▸ **SUPPLIED MATERIAL**:

· · ·

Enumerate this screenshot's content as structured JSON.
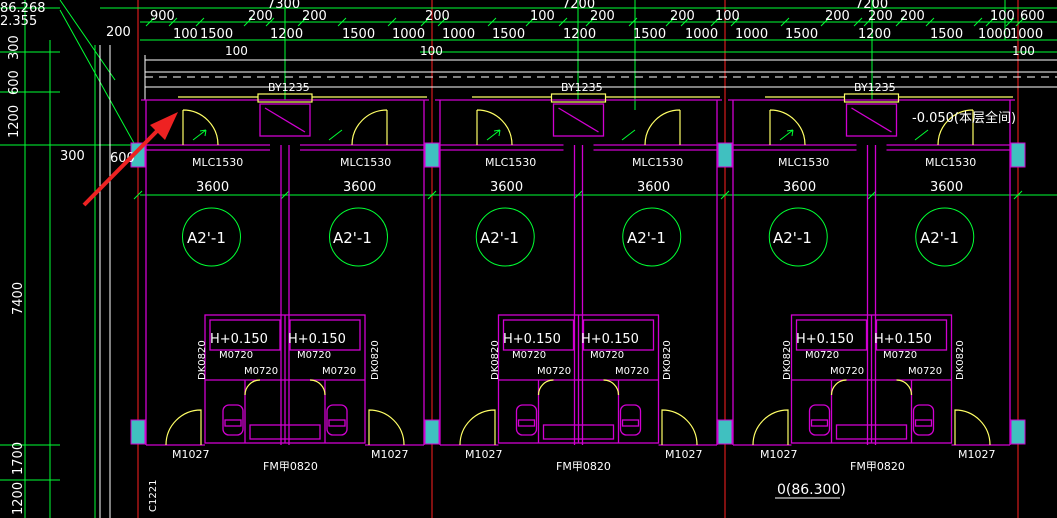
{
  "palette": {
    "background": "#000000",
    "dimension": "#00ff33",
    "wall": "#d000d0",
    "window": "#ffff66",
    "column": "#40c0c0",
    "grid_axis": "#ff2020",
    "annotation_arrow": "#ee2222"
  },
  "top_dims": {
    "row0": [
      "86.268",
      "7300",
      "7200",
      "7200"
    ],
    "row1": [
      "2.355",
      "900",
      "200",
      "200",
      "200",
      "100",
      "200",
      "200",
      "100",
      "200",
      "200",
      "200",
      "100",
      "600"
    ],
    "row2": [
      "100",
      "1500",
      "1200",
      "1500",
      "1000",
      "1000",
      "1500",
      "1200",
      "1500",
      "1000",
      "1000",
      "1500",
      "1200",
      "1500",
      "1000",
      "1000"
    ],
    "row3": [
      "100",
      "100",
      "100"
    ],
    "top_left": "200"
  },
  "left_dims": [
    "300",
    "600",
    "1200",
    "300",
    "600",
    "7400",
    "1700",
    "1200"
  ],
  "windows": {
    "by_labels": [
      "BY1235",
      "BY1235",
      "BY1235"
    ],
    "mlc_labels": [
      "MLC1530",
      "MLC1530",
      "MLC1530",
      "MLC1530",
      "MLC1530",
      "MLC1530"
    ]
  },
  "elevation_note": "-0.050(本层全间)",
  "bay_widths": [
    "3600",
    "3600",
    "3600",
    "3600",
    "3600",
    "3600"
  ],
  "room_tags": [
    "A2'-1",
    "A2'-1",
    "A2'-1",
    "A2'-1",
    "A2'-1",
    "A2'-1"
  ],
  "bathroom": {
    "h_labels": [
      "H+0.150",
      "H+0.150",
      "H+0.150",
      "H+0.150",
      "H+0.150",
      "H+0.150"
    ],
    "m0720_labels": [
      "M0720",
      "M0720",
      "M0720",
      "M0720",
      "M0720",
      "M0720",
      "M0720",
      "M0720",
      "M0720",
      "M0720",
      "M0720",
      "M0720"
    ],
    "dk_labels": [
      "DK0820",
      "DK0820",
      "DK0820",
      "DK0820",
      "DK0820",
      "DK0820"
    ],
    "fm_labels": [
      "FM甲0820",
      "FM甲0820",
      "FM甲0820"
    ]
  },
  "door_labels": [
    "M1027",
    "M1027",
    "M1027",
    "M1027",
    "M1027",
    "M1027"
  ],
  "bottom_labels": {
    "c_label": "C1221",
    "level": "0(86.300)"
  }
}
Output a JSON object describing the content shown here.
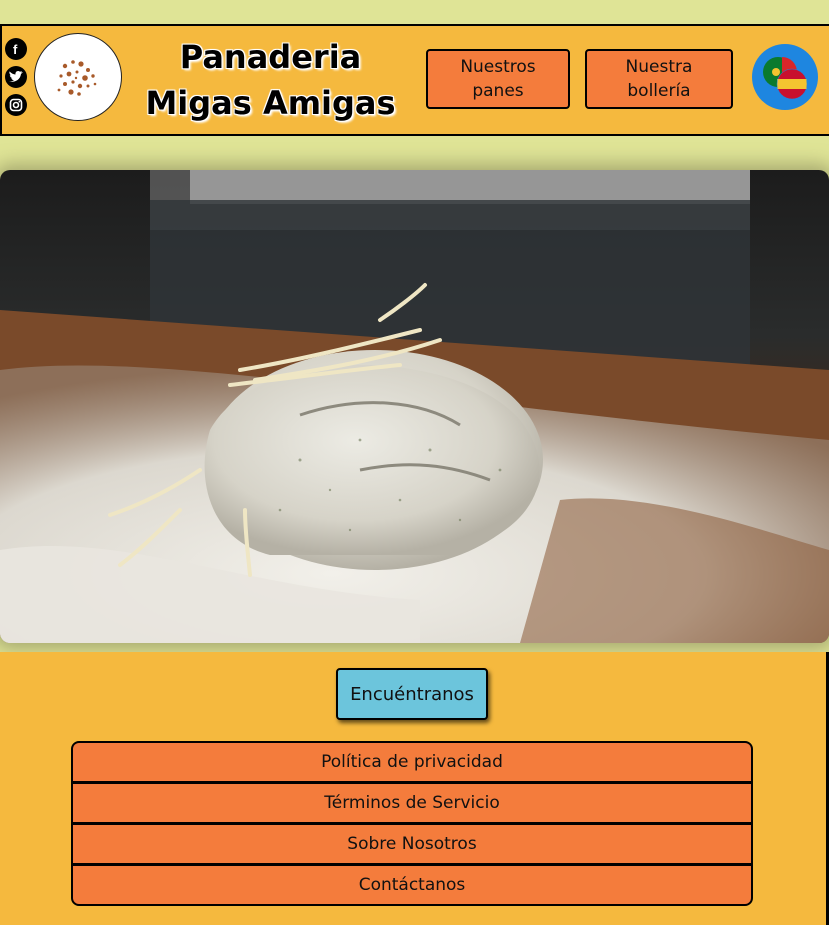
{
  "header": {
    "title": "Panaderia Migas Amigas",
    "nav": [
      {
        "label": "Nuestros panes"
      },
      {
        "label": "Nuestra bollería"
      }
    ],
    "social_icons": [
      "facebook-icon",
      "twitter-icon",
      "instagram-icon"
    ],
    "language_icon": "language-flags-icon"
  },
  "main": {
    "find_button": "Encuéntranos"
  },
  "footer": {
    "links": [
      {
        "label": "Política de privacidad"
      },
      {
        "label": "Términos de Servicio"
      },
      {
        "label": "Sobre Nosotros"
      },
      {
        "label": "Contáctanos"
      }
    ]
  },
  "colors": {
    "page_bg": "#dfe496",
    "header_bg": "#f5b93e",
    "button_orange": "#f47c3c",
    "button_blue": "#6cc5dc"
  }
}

· · ·

▸ **EXERCISE OBJECTIVE**:
All lines from the one holding "Output a JSON" through the last line of the entries, and nothing else, are to be output exactly; leave out the pictures.

▸ **SOLVED PROBLEM**:
Output a JSON object describing the content shown here.
{
  "header": {
    "title": "Panaderia Migas Amigas",
    "nav": [
      {
        "label": "Nuestros panes"
      },
      {
        "label": "Nuestra bollería"
      }
    ],
    "social_icons": [
      "facebook-icon",
      "twitter-icon",
      "instagram-icon"
    ],
    "language_icon": "language-flags-icon"
  },
  "main": {
    "find_button": "Encuéntranos"
  },
  "footer": {
    "links": [
      {
        "label": "Política de privacidad"
      },
      {
        "label": "Términos de Servicio"
      },
      {
        "label": "Sobre Nosotros"
      },
      {
        "label": "Contáctanos"
      }
    ]
  },
  "colors": {
    "page_bg": "#dfe496",
    "header_bg": "#f5b93e",
    "button_orange": "#f47c3c",
    "button_blue": "#6cc5dc"
  }
}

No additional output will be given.